WHAT TO DO =>
Every record must be transcribed in its entirety, apart from the images, which are to be omitted.

(Saved data entries)
····················
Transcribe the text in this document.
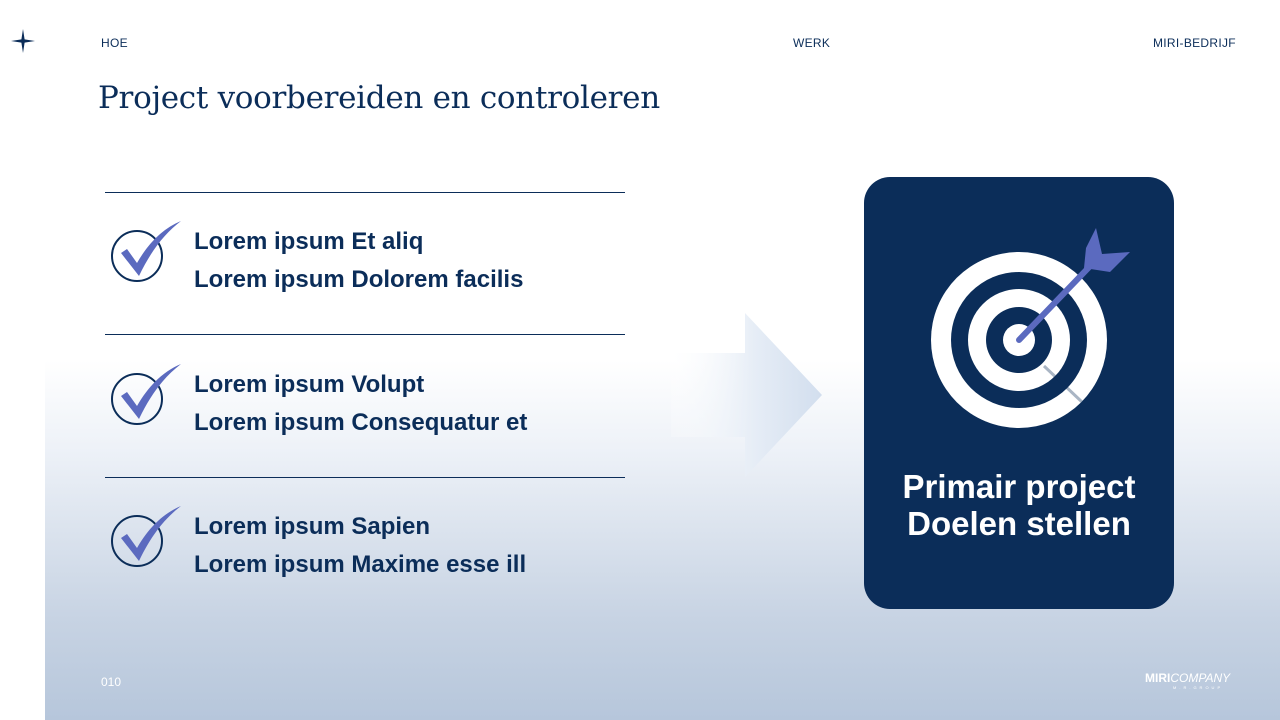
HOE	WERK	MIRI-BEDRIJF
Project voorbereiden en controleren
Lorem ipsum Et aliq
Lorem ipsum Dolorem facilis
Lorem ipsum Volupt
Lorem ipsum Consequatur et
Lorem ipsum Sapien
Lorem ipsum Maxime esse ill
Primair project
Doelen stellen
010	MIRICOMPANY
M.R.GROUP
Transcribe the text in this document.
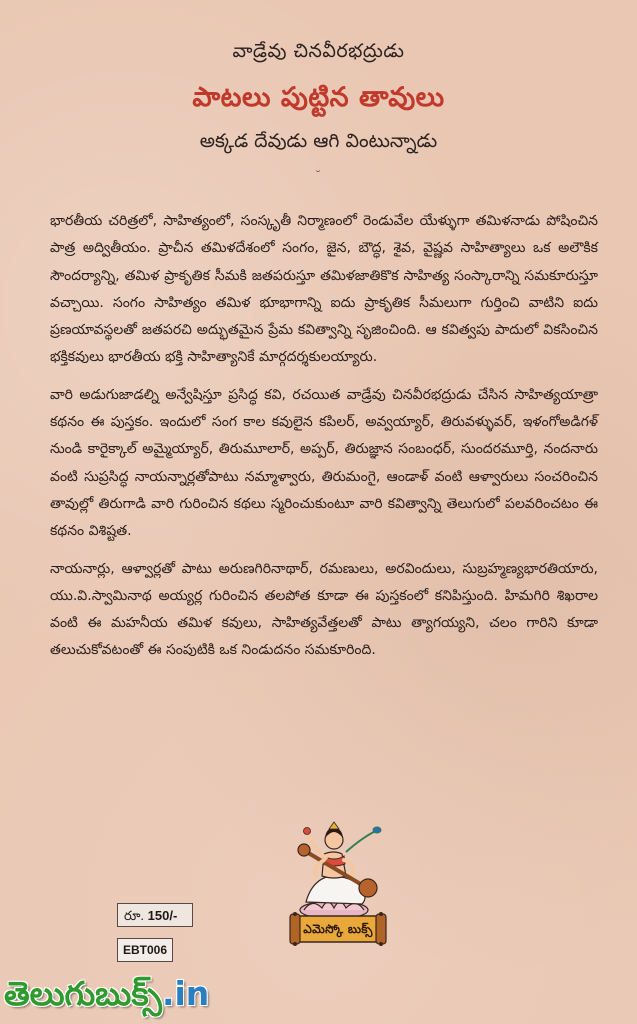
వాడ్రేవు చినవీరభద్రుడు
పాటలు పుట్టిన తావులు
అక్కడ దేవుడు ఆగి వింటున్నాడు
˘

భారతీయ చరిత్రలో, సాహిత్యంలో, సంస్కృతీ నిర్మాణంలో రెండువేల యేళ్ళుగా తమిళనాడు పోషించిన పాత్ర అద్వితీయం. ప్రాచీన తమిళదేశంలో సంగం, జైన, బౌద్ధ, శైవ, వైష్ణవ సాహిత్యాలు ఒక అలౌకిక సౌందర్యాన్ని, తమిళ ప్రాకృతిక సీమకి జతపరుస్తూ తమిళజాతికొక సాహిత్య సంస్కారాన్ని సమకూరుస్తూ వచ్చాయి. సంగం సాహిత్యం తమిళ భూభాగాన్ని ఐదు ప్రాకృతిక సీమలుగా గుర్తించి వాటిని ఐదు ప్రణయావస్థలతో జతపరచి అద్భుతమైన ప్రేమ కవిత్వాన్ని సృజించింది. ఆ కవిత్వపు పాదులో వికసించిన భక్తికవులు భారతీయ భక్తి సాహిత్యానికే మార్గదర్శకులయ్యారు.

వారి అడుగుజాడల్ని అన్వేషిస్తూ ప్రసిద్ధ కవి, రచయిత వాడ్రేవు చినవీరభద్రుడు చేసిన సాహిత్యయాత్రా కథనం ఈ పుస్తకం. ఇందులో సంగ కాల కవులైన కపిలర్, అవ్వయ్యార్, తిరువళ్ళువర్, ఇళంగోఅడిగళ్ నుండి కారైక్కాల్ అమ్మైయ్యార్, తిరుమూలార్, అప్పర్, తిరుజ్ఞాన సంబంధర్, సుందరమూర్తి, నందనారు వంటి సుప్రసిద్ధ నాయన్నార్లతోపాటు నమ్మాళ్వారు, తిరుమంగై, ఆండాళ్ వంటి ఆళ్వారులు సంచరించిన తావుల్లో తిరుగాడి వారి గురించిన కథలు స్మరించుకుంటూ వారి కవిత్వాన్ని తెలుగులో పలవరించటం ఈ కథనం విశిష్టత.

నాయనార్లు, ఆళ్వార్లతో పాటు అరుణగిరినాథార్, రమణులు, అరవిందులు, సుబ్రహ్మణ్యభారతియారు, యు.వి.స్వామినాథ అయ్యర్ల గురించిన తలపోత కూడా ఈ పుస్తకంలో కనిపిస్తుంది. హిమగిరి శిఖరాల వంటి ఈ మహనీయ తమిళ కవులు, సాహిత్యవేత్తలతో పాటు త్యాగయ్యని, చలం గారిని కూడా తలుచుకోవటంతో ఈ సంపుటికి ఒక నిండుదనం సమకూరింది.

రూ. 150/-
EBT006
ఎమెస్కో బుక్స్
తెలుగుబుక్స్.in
····················
EXERCISE SOLUTION =>
Transcribe the text in this document.
HOE	WERK	MIRI-BEDRIJF
Project voorbereiden en controleren
Lorem ipsum Et aliq
Lorem ipsum Dolorem facilis
Lorem ipsum Volupt
Lorem ipsum Consequatur et
Lorem ipsum Sapien
Lorem ipsum Maxime esse ill
Primair project
Doelen stellen
010	MIRICOMPANY
M.R.GROUP
Transcribe the text in this document.
వాడ్రేవు చినవీరభద్రుడు
పాటలు పుట్టిన తావులు
అక్కడ దేవుడు ఆగి వింటున్నాడు
˘

భారతీయ చరిత్రలో, సాహిత్యంలో, సంస్కృతీ నిర్మాణంలో రెండువేల యేళ్ళుగా తమిళనాడు పోషించిన పాత్ర అద్వితీయం. ప్రాచీన తమిళదేశంలో సంగం, జైన, బౌద్ధ, శైవ, వైష్ణవ సాహిత్యాలు ఒక అలౌకిక సౌందర్యాన్ని, తమిళ ప్రాకృతిక సీమకి జతపరుస్తూ తమిళజాతికొక సాహిత్య సంస్కారాన్ని సమకూరుస్తూ వచ్చాయి. సంగం సాహిత్యం తమిళ భూభాగాన్ని ఐదు ప్రాకృతిక సీమలుగా గుర్తించి వాటిని ఐదు ప్రణయావస్థలతో జతపరచి అద్భుతమైన ప్రేమ కవిత్వాన్ని సృజించింది. ఆ కవిత్వపు పాదులో వికసించిన భక్తికవులు భారతీయ భక్తి సాహిత్యానికే మార్గదర్శకులయ్యారు.

వారి అడుగుజాడల్ని అన్వేషిస్తూ ప్రసిద్ధ కవి, రచయిత వాడ్రేవు చినవీరభద్రుడు చేసిన సాహిత్యయాత్రా కథనం ఈ పుస్తకం. ఇందులో సంగ కాల కవులైన కపిలర్, అవ్వయ్యార్, తిరువళ్ళువర్, ఇళంగోఅడిగళ్ నుండి కారైక్కాల్ అమ్మైయ్యార్, తిరుమూలార్, అప్పర్, తిరుజ్ఞాన సంబంధర్, సుందరమూర్తి, నందనారు వంటి సుప్రసిద్ధ నాయన్నార్లతోపాటు నమ్మాళ్వారు, తిరుమంగై, ఆండాళ్ వంటి ఆళ్వారులు సంచరించిన తావుల్లో తిరుగాడి వారి గురించిన కథలు స్మరించుకుంటూ వారి కవిత్వాన్ని తెలుగులో పలవరించటం ఈ కథనం విశిష్టత.

నాయనార్లు, ఆళ్వార్లతో పాటు అరుణగిరినాథార్, రమణులు, అరవిందులు, సుబ్రహ్మణ్యభారతియారు, యు.వి.స్వామినాథ అయ్యర్ల గురించిన తలపోత కూడా ఈ పుస్తకంలో కనిపిస్తుంది. హిమగిరి శిఖరాల వంటి ఈ మహనీయ తమిళ కవులు, సాహిత్యవేత్తలతో పాటు త్యాగయ్యని, చలం గారిని కూడా తలుచుకోవటంతో ఈ సంపుటికి ఒక నిండుదనం సమకూరింది.

రూ. 150/-
EBT006
ఎమెస్కో బుక్స్
తెలుగుబుక్స్.in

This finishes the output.